Below are some records; repeat them all exactly, minus the pictures.

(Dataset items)
>> Begin

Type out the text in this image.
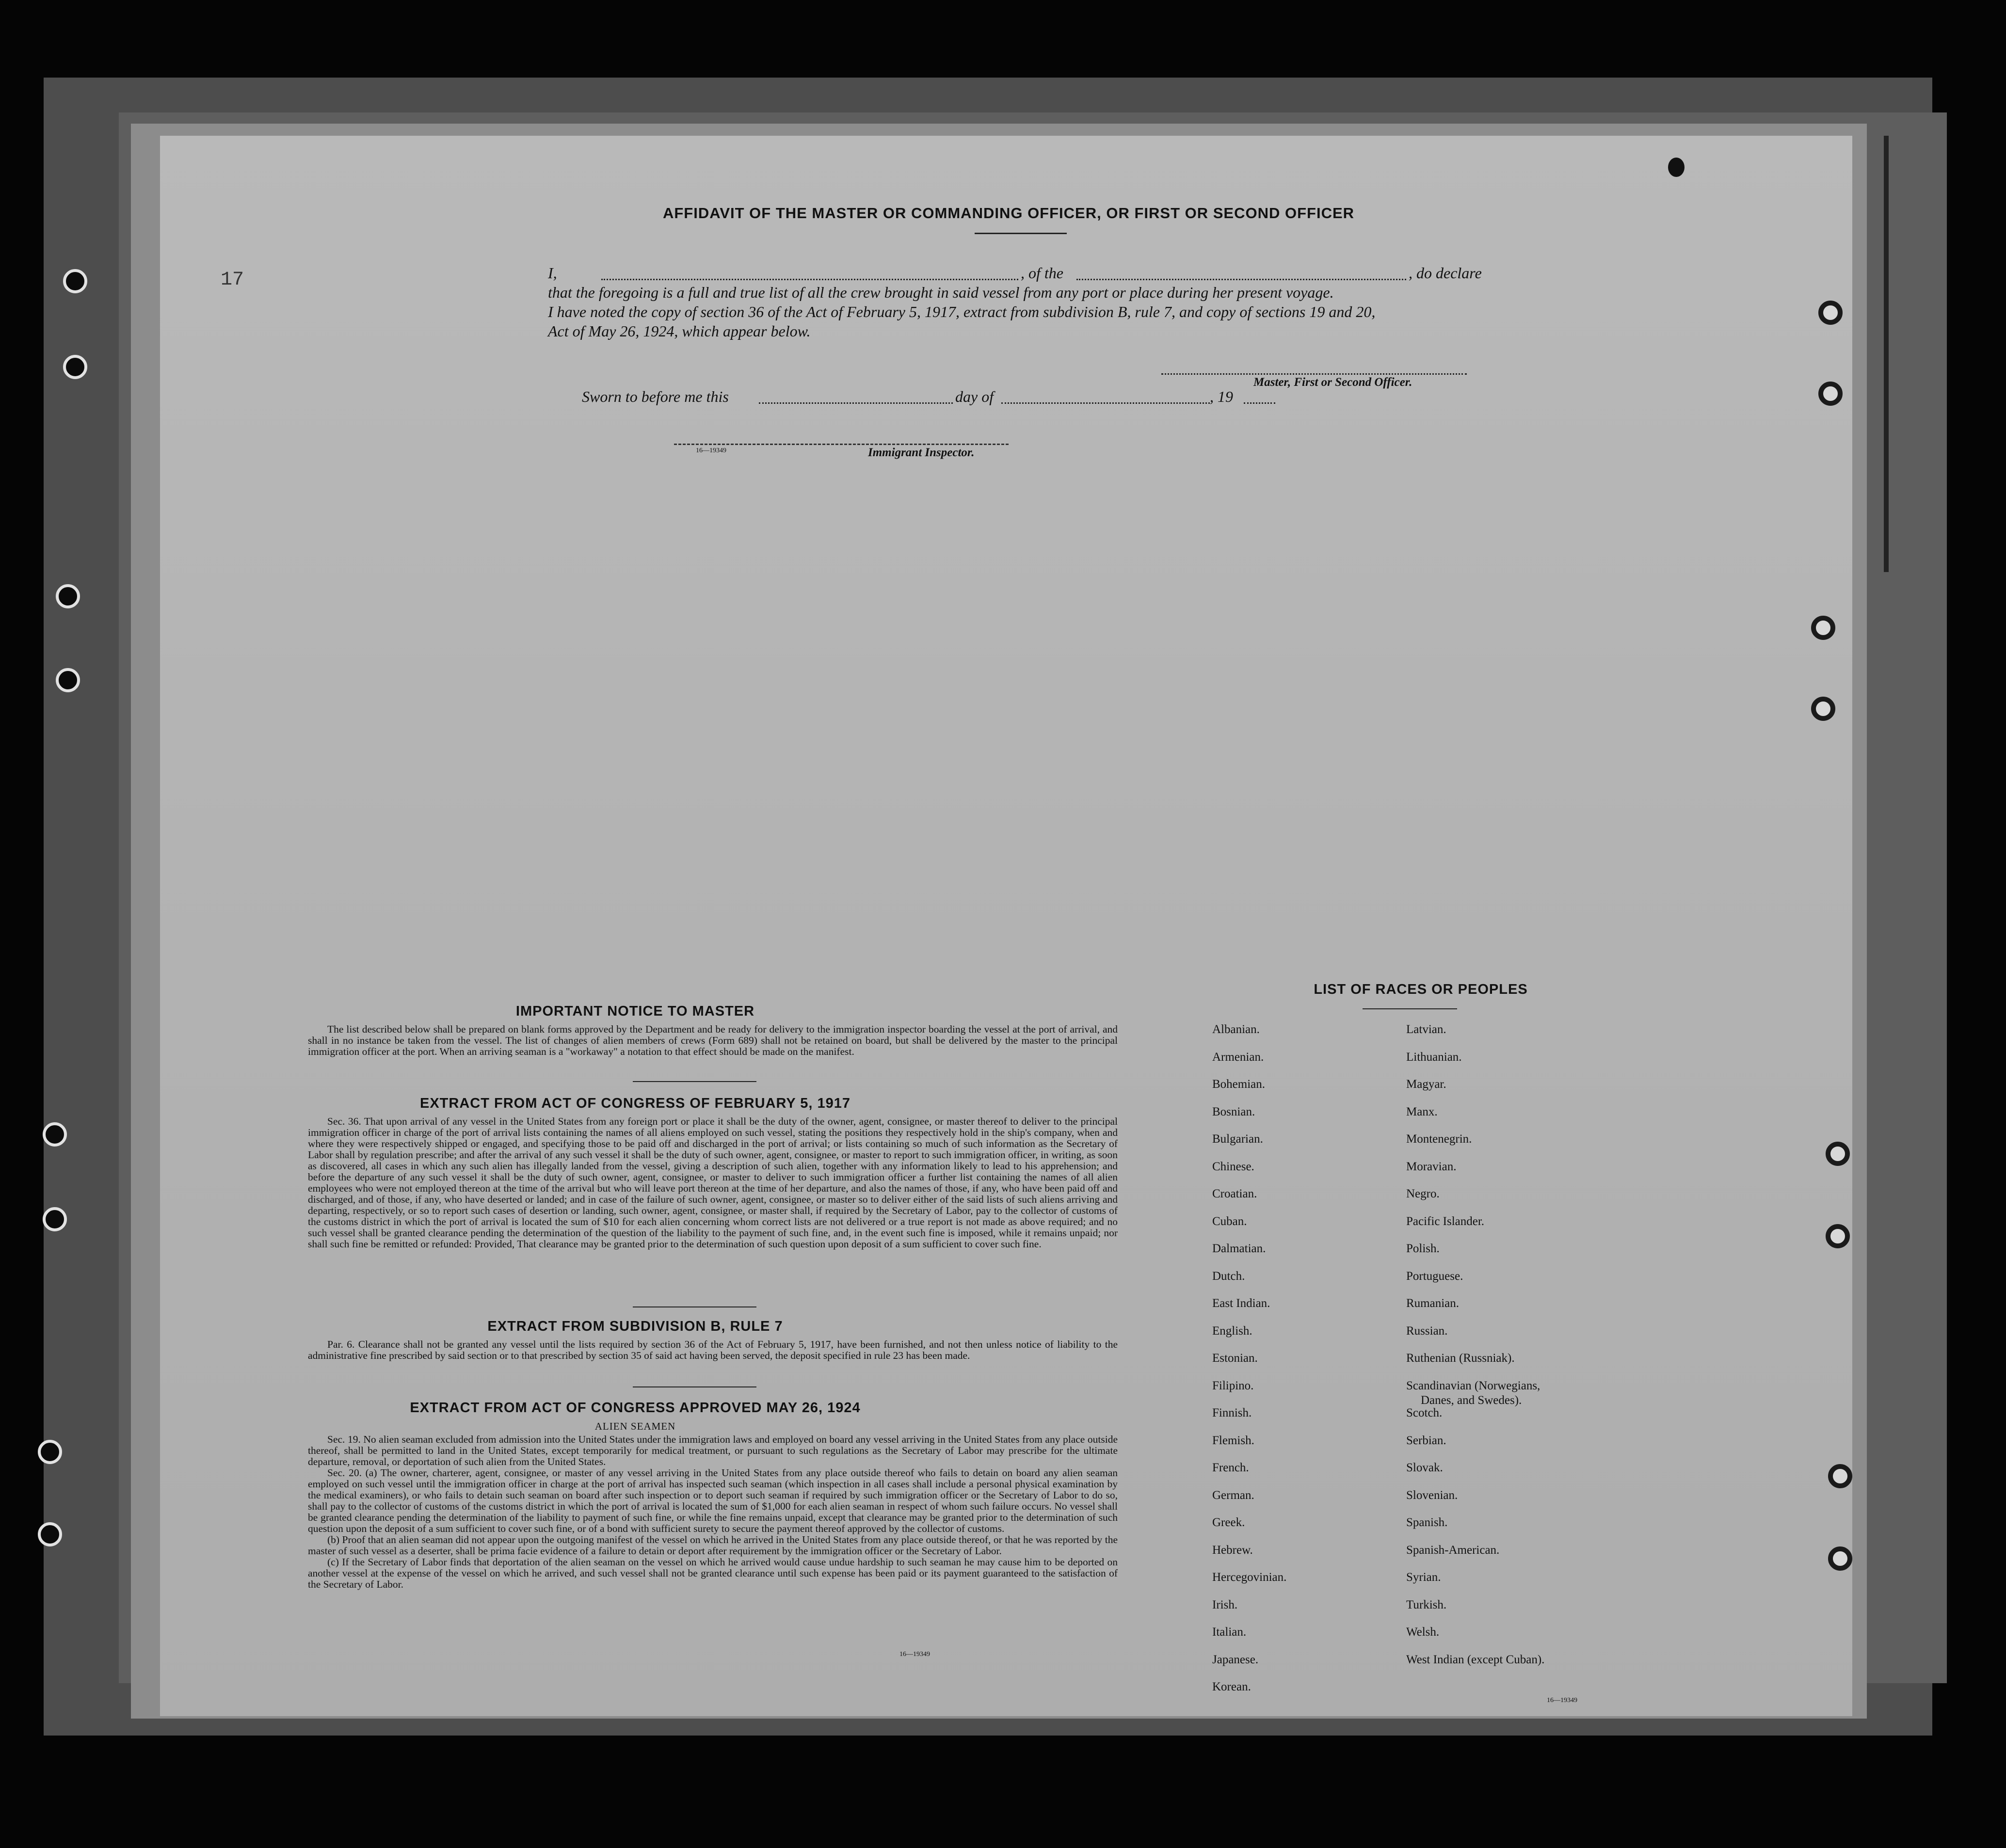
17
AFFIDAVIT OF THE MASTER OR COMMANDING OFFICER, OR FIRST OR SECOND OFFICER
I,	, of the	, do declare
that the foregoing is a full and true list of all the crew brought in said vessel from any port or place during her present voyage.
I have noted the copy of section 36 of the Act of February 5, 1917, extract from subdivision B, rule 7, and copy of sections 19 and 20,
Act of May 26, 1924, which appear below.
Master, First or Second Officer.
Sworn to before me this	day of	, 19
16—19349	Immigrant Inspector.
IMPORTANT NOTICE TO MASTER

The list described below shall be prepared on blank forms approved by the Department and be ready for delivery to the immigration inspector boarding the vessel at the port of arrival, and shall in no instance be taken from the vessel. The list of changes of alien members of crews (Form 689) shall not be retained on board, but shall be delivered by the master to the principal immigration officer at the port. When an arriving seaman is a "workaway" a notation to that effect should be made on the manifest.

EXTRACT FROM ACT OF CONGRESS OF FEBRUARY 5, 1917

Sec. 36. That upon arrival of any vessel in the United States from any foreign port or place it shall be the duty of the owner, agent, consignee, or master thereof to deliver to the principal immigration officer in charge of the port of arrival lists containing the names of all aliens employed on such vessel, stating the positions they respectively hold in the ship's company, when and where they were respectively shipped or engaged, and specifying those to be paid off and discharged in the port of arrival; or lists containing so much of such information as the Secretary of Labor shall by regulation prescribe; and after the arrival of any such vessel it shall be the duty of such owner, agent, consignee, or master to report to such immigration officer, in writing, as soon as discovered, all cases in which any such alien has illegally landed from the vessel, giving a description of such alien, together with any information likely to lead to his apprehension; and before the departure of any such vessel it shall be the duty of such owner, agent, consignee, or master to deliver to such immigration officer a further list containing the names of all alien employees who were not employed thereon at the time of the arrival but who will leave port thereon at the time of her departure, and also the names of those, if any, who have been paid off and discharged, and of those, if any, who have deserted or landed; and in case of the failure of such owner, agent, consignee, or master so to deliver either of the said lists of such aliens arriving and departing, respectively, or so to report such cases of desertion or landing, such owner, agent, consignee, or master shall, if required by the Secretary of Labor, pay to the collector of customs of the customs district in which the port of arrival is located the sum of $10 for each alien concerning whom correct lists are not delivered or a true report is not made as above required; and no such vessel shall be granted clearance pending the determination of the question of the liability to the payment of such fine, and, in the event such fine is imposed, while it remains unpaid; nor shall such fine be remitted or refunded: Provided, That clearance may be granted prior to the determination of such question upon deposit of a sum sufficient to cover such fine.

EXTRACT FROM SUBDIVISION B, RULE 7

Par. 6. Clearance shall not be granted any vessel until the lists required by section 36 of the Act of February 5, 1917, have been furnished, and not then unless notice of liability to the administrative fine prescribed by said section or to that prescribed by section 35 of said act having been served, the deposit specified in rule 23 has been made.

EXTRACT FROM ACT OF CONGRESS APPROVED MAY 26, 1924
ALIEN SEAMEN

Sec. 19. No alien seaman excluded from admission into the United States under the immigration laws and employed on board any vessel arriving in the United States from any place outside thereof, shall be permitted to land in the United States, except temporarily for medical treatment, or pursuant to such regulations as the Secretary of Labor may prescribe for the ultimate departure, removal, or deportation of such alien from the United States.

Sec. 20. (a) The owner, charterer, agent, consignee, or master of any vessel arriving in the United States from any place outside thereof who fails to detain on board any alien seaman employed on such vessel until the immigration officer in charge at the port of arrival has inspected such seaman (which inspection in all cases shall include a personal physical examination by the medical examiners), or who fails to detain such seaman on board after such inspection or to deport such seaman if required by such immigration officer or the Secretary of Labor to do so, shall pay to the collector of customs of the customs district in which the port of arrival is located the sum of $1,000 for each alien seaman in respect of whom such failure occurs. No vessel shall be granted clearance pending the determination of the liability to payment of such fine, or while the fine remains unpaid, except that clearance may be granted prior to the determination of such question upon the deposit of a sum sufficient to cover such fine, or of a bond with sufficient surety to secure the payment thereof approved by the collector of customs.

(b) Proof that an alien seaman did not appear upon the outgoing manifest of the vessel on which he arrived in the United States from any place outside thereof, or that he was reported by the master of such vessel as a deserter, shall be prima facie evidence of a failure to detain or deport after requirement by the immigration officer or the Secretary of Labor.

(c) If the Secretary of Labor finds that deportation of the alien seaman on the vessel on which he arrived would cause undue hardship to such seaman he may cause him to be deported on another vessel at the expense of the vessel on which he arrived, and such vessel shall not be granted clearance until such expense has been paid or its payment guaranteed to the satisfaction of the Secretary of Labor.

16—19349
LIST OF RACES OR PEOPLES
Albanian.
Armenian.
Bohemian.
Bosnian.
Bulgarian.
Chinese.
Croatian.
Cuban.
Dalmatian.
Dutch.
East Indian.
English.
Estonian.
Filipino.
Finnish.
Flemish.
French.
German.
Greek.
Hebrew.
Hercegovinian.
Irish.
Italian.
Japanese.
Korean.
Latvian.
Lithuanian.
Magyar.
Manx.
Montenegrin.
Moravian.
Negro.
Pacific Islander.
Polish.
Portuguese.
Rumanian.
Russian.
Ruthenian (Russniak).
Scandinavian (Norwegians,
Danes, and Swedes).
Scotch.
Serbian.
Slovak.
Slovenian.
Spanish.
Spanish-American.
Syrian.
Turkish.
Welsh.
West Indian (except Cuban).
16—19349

>> End

EXERCISE ANSWER -
Type out the text in this image.
17
AFFIDAVIT OF THE MASTER OR COMMANDING OFFICER, OR FIRST OR SECOND OFFICER
I,	, of the	, do declare
that the foregoing is a full and true list of all the crew brought in said vessel from any port or place during her present voyage.
I have noted the copy of section 36 of the Act of February 5, 1917, extract from subdivision B, rule 7, and copy of sections 19 and 20,
Act of May 26, 1924, which appear below.
Master, First or Second Officer.
Sworn to before me this	day of	, 19
16—19349	Immigrant Inspector.
IMPORTANT NOTICE TO MASTER

The list described below shall be prepared on blank forms approved by the Department and be ready for delivery to the immigration inspector boarding the vessel at the port of arrival, and shall in no instance be taken from the vessel. The list of changes of alien members of crews (Form 689) shall not be retained on board, but shall be delivered by the master to the principal immigration officer at the port. When an arriving seaman is a "workaway" a notation to that effect should be made on the manifest.

EXTRACT FROM ACT OF CONGRESS OF FEBRUARY 5, 1917

Sec. 36. That upon arrival of any vessel in the United States from any foreign port or place it shall be the duty of the owner, agent, consignee, or master thereof to deliver to the principal immigration officer in charge of the port of arrival lists containing the names of all aliens employed on such vessel, stating the positions they respectively hold in the ship's company, when and where they were respectively shipped or engaged, and specifying those to be paid off and discharged in the port of arrival; or lists containing so much of such information as the Secretary of Labor shall by regulation prescribe; and after the arrival of any such vessel it shall be the duty of such owner, agent, consignee, or master to report to such immigration officer, in writing, as soon as discovered, all cases in which any such alien has illegally landed from the vessel, giving a description of such alien, together with any information likely to lead to his apprehension; and before the departure of any such vessel it shall be the duty of such owner, agent, consignee, or master to deliver to such immigration officer a further list containing the names of all alien employees who were not employed thereon at the time of the arrival but who will leave port thereon at the time of her departure, and also the names of those, if any, who have been paid off and discharged, and of those, if any, who have deserted or landed; and in case of the failure of such owner, agent, consignee, or master so to deliver either of the said lists of such aliens arriving and departing, respectively, or so to report such cases of desertion or landing, such owner, agent, consignee, or master shall, if required by the Secretary of Labor, pay to the collector of customs of the customs district in which the port of arrival is located the sum of $10 for each alien concerning whom correct lists are not delivered or a true report is not made as above required; and no such vessel shall be granted clearance pending the determination of the question of the liability to the payment of such fine, and, in the event such fine is imposed, while it remains unpaid; nor shall such fine be remitted or refunded: Provided, That clearance may be granted prior to the determination of such question upon deposit of a sum sufficient to cover such fine.

EXTRACT FROM SUBDIVISION B, RULE 7

Par. 6. Clearance shall not be granted any vessel until the lists required by section 36 of the Act of February 5, 1917, have been furnished, and not then unless notice of liability to the administrative fine prescribed by said section or to that prescribed by section 35 of said act having been served, the deposit specified in rule 23 has been made.

EXTRACT FROM ACT OF CONGRESS APPROVED MAY 26, 1924
ALIEN SEAMEN

Sec. 19. No alien seaman excluded from admission into the United States under the immigration laws and employed on board any vessel arriving in the United States from any place outside thereof, shall be permitted to land in the United States, except temporarily for medical treatment, or pursuant to such regulations as the Secretary of Labor may prescribe for the ultimate departure, removal, or deportation of such alien from the United States.

Sec. 20. (a) The owner, charterer, agent, consignee, or master of any vessel arriving in the United States from any place outside thereof who fails to detain on board any alien seaman employed on such vessel until the immigration officer in charge at the port of arrival has inspected such seaman (which inspection in all cases shall include a personal physical examination by the medical examiners), or who fails to detain such seaman on board after such inspection or to deport such seaman if required by such immigration officer or the Secretary of Labor to do so, shall pay to the collector of customs of the customs district in which the port of arrival is located the sum of $1,000 for each alien seaman in respect of whom such failure occurs. No vessel shall be granted clearance pending the determination of the liability to payment of such fine, or while the fine remains unpaid, except that clearance may be granted prior to the determination of such question upon the deposit of a sum sufficient to cover such fine, or of a bond with sufficient surety to secure the payment thereof approved by the collector of customs.

(b) Proof that an alien seaman did not appear upon the outgoing manifest of the vessel on which he arrived in the United States from any place outside thereof, or that he was reported by the master of such vessel as a deserter, shall be prima facie evidence of a failure to detain or deport after requirement by the immigration officer or the Secretary of Labor.

(c) If the Secretary of Labor finds that deportation of the alien seaman on the vessel on which he arrived would cause undue hardship to such seaman he may cause him to be deported on another vessel at the expense of the vessel on which he arrived, and such vessel shall not be granted clearance until such expense has been paid or its payment guaranteed to the satisfaction of the Secretary of Labor.

16—19349
LIST OF RACES OR PEOPLES
Albanian.
Armenian.
Bohemian.
Bosnian.
Bulgarian.
Chinese.
Croatian.
Cuban.
Dalmatian.
Dutch.
East Indian.
English.
Estonian.
Filipino.
Finnish.
Flemish.
French.
German.
Greek.
Hebrew.
Hercegovinian.
Irish.
Italian.
Japanese.
Korean.
Latvian.
Lithuanian.
Magyar.
Manx.
Montenegrin.
Moravian.
Negro.
Pacific Islander.
Polish.
Portuguese.
Rumanian.
Russian.
Ruthenian (Russniak).
Scandinavian (Norwegians,
Danes, and Swedes).
Scotch.
Serbian.
Slovak.
Slovenian.
Spanish.
Spanish-American.
Syrian.
Turkish.
Welsh.
West Indian (except Cuban).
16—19349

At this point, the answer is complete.